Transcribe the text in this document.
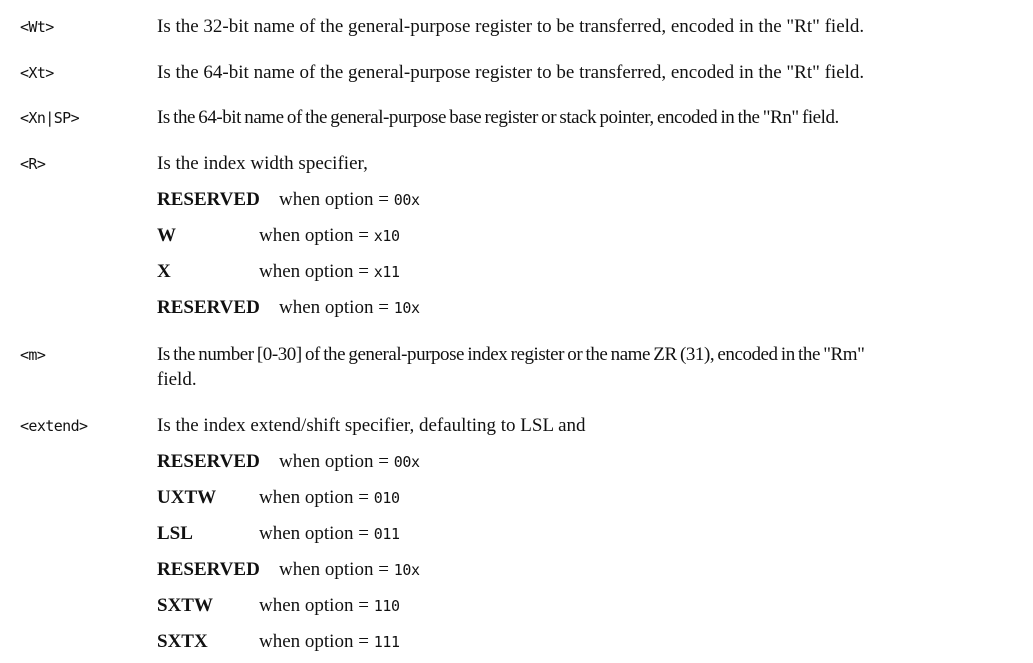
<Wt>	Is the 32-bit name of the general-purpose register to be transferred, encoded in the "Rt" field.
<Xt>	Is the 64-bit name of the general-purpose register to be transferred, encoded in the "Rt" field.
<Xn|SP>	Is the 64-bit name of the general-purpose base register or stack pointer, encoded in the "Rn" field.
<R>	Is the index width specifier,
RESERVED when option = 00x
W	when option = x10
X	when option = x11
RESERVED when option = 10x
<m>	Is the number [0-30] of the general-purpose index register or the name ZR (31), encoded in the "Rm"
field.
<extend>	Is the index extend/shift specifier, defaulting to LSL and
RESERVED when option = 00x
UXTW when option = 010
LSL	when option = 011
RESERVED when option = 10x
SXTW when option = 110
SXTX	when option = 111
■ ■ ■
● Problem
State how many lines of the listing above hold the word "when", with nothing but the number.

● Response to the task
10